┌─ Text section
The above discussion indicates that although the D allele appears to be a risk factor for increased cancer risk [9, 2528], the I/D polymorphism is generally not a risk factor for BPH, PCa, or other cancers, and one of the alleles or genotypes can be associated with increased risk of cancer in certain ethnic groups. Many different factors including a possible polygenic basis for the diseases, variability in penetrance, and the environmental conditions different ethnic and racial groups encounter [35] may contribute to such variable clinical outcomes. If multiple genes were involved in PCa, BPH, or any cancers and if some of the genes were polymorphic, a subject might have some protective and some risk-bearing alleles of the genes [36], adding additional layers of influences on the phenotypic outcomes. A system biology approach such as the genome-wide association studies (GWAS) is currently being applied to address the issue [37, 38]. However, identification of important genetic polymorphisms relevant to disease risks of different ethnic groups would remain useful given that genetic polymorphisms are extremely common.

5. Conclusion

The present data indicates that the D allele of the I/D polymorphism is associated with increased risk of BPH and the ID genotype is associated with increased risk of BPH and PCa among Lebanese males.
└─
┌─ Extracted information
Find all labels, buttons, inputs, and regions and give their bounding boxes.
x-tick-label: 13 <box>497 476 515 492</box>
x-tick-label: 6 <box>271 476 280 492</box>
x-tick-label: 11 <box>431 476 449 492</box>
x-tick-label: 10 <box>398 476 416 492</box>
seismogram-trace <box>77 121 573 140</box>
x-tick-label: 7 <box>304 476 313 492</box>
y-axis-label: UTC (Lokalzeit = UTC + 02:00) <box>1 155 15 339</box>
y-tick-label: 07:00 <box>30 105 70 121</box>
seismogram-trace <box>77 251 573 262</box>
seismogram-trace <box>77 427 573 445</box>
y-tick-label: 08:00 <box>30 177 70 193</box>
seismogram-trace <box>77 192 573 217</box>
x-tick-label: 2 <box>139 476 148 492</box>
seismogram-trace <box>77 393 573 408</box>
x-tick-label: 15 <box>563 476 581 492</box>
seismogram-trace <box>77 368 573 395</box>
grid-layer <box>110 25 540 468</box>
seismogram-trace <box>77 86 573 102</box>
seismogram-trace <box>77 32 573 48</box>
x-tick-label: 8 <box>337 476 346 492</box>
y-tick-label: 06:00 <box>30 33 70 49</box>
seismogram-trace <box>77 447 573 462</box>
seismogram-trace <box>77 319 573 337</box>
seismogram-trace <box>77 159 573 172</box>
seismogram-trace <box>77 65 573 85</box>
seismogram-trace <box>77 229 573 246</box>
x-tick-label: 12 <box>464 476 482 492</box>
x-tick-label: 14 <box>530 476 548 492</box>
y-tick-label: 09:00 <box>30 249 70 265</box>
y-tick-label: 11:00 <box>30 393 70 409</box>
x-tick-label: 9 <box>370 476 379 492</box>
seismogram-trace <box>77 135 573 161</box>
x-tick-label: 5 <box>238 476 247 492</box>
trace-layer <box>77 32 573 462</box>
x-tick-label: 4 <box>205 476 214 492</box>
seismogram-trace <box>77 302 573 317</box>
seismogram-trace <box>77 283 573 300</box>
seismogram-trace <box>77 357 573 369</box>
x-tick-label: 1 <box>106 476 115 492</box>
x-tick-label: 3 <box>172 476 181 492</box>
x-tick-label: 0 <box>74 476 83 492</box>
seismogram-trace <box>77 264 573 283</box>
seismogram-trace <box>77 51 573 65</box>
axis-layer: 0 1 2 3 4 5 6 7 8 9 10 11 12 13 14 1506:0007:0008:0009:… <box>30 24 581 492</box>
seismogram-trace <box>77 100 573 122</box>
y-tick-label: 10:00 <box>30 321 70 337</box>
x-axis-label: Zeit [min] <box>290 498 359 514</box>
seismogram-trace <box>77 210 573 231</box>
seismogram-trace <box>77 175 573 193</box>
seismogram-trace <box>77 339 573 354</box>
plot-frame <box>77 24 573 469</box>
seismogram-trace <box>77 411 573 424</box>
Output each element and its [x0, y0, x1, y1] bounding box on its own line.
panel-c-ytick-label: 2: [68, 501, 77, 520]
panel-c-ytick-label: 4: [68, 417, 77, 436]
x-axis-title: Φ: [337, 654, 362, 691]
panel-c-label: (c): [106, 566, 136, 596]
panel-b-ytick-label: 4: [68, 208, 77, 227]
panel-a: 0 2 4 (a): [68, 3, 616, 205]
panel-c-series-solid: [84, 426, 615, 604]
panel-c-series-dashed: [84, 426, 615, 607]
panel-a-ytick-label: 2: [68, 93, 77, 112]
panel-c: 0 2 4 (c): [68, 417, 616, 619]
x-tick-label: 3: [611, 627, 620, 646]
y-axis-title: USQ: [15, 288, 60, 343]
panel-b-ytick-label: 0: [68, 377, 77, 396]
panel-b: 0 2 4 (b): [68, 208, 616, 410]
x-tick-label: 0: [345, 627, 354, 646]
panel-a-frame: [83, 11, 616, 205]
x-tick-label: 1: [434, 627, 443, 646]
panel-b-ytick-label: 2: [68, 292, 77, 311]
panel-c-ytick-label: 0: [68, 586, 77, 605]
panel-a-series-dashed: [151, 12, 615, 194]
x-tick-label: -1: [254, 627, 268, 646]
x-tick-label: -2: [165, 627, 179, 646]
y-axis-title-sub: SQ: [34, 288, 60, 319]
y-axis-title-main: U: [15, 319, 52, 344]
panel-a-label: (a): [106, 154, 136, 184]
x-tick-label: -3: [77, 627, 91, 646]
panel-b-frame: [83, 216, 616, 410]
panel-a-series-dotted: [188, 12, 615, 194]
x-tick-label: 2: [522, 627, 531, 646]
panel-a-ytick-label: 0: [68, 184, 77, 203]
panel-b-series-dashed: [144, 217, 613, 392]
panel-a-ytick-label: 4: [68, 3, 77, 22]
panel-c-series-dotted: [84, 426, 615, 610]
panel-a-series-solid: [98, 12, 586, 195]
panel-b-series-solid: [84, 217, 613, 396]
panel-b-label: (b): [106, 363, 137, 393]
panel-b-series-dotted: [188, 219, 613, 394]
└─
Exercise details ▸ Continue the passage on the I/D polymorphism and prostate disease risk from its final sentence. The listing is separate material and has no connection to the passage on the I/D polymorphism.

Response to this exercise ▸
5.1. Limitations

The small population of Lebanon and the smaller number of males volunteered to participate in the study contributed to some limitations of the present study. The overall sample sizes of the control and the PCa and BPH groups are relatively small, and although all participants of the study were 50 or older, the difference in the mean age of the control group and the affected groups is statistically significant.

Data Availability

The detailed genotyping data of the patients are available from the corresponding author and only to be made available to researchers who meet the criteria for access.

Conflicts of Interest

The authors declare that there are no conflicts of interest regarding the publication of this work.

Acknowledgments

The authors are grateful to the Lebanese Urology Society for aiding the prostatic disease campaigns, Ms. Hassana Shouman of LAEC for data entry and contacting volunteers, and Vladyslav Boyko for assistance in data processing. Professors El Ezzi and Kuddus are the supervising coauthors. This work was partly supported by a grant from the National Council for Scientific Research in Lebanon and the Lebanese Atomic Energy Commission (LAEC) to AEE and a Utah Valley University SAC grant to JMC.